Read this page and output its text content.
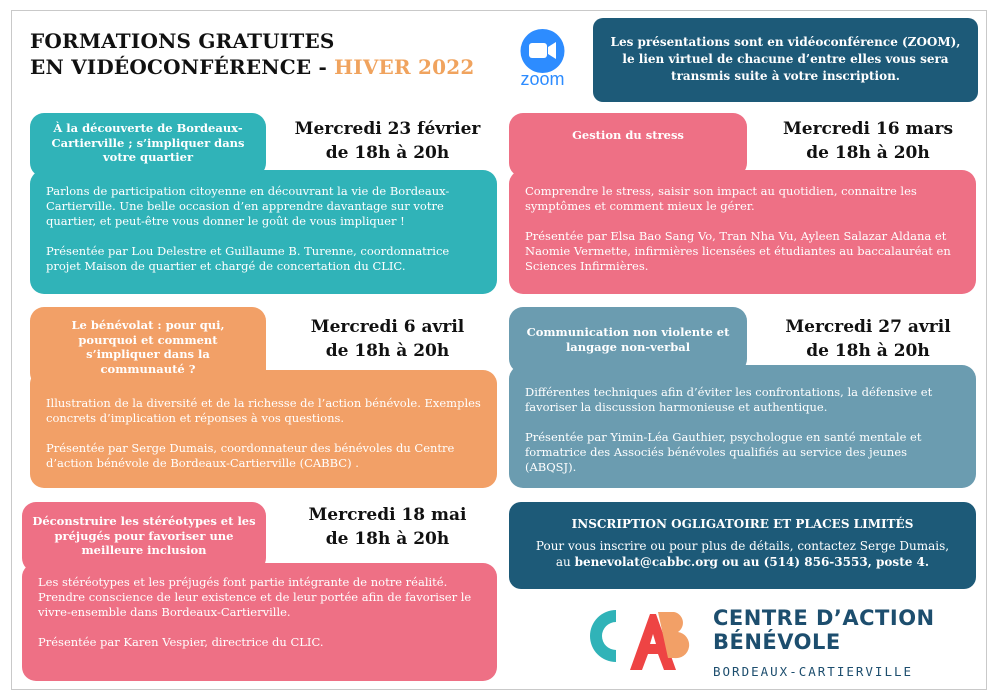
FORMATIONS GRATUITES
EN VIDÉOCONFÉRENCE - HIVER 2022	zoom
Les présentations sont en vidéoconférence (ZOOM), le lien virtuel de chacune d’entre elles vous sera transmis suite à votre inscription.

Parlons de participation citoyenne en découvrant la vie de Bordeaux-Cartierville. Une belle occasion d’en apprendre davantage sur votre quartier, et peut-être vous donner le goût de vous impliquer !

Présentée par Lou Delestre et Guillaume B. Turenne, coordonnatrice projet Maison de quartier et chargé de concertation du CLIC.

À la découverte de Bordeaux-Cartierville ; s’impliquer dans votre quartier
Mercredi 23 février
de 18h à 20h

Comprendre le stress, saisir son impact au quotidien, connaitre les symptômes et comment mieux le gérer.

Présentée par Elsa Bao Sang Vo, Tran Nha Vu, Ayleen Salazar Aldana et Naomie Vermette, infirmières licensées et étudiantes au baccalauréat en Sciences Infirmières.

Gestion du stress	Mercredi 16 mars
de 18h à 20h

Illustration de la diversité et de la richesse de l’action bénévole. Exemples concrets d’implication et réponses à vos questions.

Présentée par Serge Dumais, coordonnateur des bénévoles du Centre d’action bénévole de Bordeaux-Cartierville (CABBC) .

Le bénévolat : pour qui, pourquoi et comment s’impliquer dans la communauté ?
Mercredi 6 avril
de 18h à 20h

Différentes techniques afin d’éviter les confrontations, la défensive et favoriser la discussion harmonieuse et authentique.

Présentée par Yimin-Léa Gauthier, psychologue en santé mentale et formatrice des Associés bénévoles qualifiés au service des jeunes (ABQSJ).

Communication non violente et langage non-verbal
Mercredi 27 avril
de 18h à 20h

Les stéréotypes et les préjugés font partie intégrante de notre réalité. Prendre conscience de leur existence et de leur portée afin de favoriser le vivre-ensemble dans Bordeaux-Cartierville.

Présentée par Karen Vespier, directrice du CLIC.

Déconstruire les stéréotypes et les préjugés pour favoriser une meilleure inclusion
Mercredi 18 mai
de 18h à 20h
INSCRIPTION OGLIGATOIRE ET PLACES LIMITÉS
Pour vous inscrire ou pour plus de détails, contactez Serge Dumais,
au benevolat@cabbc.org ou au (514) 856-3553, poste 4.
CENTRE D’ACTION
BÉNÉVOLE
BORDEAUX-CARTIERVILLE
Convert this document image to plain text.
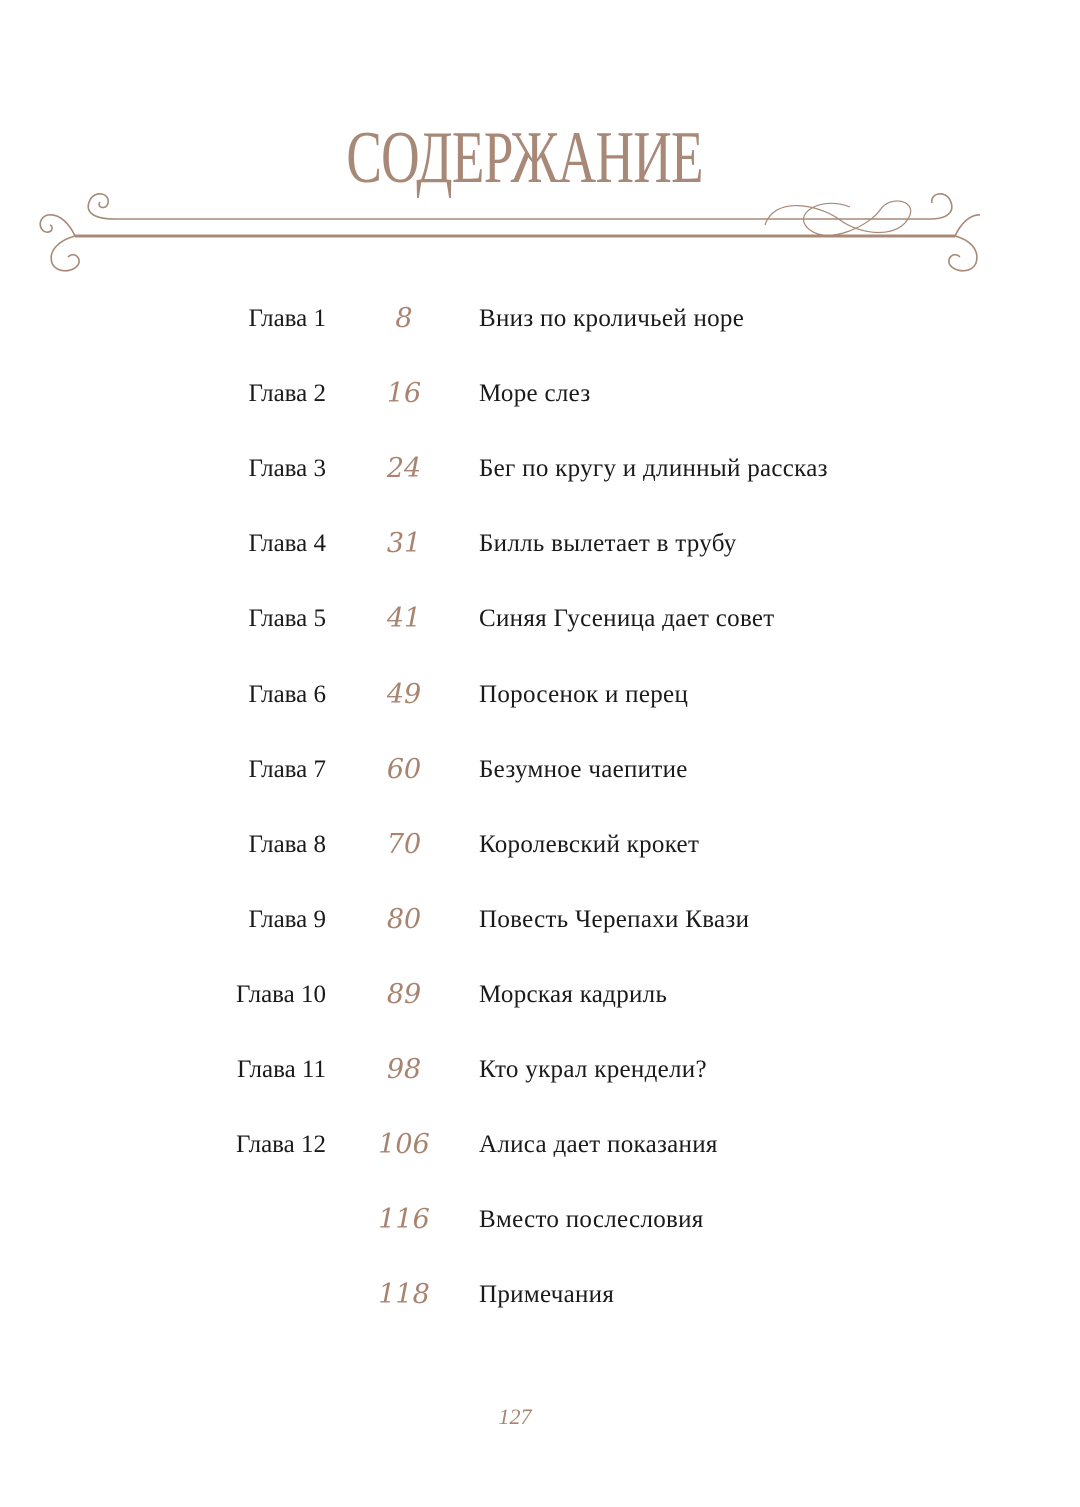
СОДЕРЖАНИЕ
Глава 1	8	Вниз по кроличьей норе
Глава 2	16	Море слез
Глава 3	24	Бег по кругу и длинный рассказ
Глава 4	31	Билль вылетает в трубу
Глава 5	41	Синяя Гусеница дает совет
Глава 6	49	Поросенок и перец
Глава 7	60	Безумное чаепитие
Глава 8	70	Королевский крокет
Глава 9	80	Повесть Черепахи Квази
Глава 10	89	Морская кадриль
Глава 11	98	Кто украл крендели?
Глава 12	106	Алиса дает показания
116	Вместо послесловия
118	Примечания
127
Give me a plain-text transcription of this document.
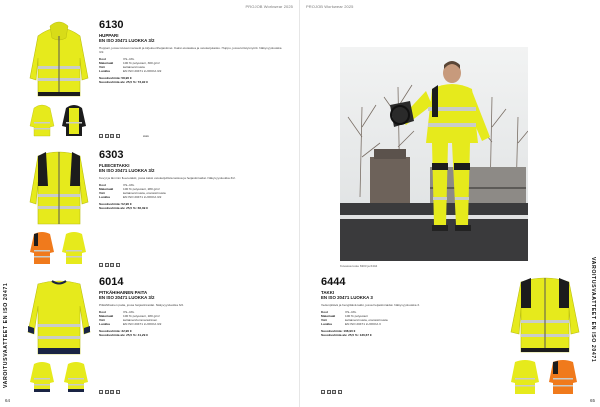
PROJOB Workwear 2025
VAROITUSVAATTEET EN ISO 20471
64
6130
HUPPARI
EN ISO 20471 LUOKKA 3/2
Huppari, jossa istuvat mansetit ja kirjekuoriheijastimet. Kaksi etutaskua ja vetoketjutasku. Huppu, jossa kiristysnyörit. Näkyvyysluokka 3/2.
Koot	XS–4XL
Materiaali	100 % polyesteri, 300 g/m²
Väri	keltainen/musta
Luokka	EN ISO 20471 LUOKKA 3/2
Suositushinta: 58,90 €
Suositushinta alv. 25,5 %: 73,92 €
~	△	□	•	▭▭
6303
FLEECETAKKI
EN ISO 20471 LUOKKA 3/2
Kevyt ja lämmin fleecetakki, jossa kaksi vetoketjullista taskua ja heijastinraidat. Näkyvyysluokka 3/2.
Koot	XS–4XL
Materiaali	100 % polyesteri, 280 g/m²
Väri	keltainen/musta, oranssi/musta
Luokka	EN ISO 20471 LUOKKA 3/2
Suositushinta: 52,90 €
Suositushinta alv. 25,5 %: 66,39 €
~	△	□	•
6014
PITKÄHIHAINEN PAITA
EN ISO 20471 LUOKKA 3/2
Pitkähihainen paita, jossa heijastinraidat. Näkyvyysluokka 3/2.
Koot	XS–4XL
Materiaali	100 % polyesteri, 180 g/m²
Väri	keltainen/tummansininen
Luokka	EN ISO 20471 LUOKKA 3/2
Suositushinta: 32,90 €
Suositushinta alv. 25,5 %: 41,29 €
~	△	□	•
PROJOB Workwear 2025
65
VAROITUSVAATTEET EN ISO 20471
Kuvassa tuote 6303 ja 6444
6444
TAKKI
EN ISO 20471 LUOKKA 3
Vedenpitävä ja hengittävä takki, jossa heijastinraidat. Näkyvyysluokka 3.
Koot	XS–4XL
Materiaali	100 % polyesteri
Väri	keltainen/musta, oranssi/musta
Luokka	EN ISO 20471 LUOKKA 3
Suositushinta: 108,90 €
Suositushinta alv. 25,5 %: 136,67 €
~	△	□	•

- - -

WHAT IS REQUIRED: Your answer should be a single number: the count of lines that contain "polyesteri".

WRITTEN RESPONSE: 4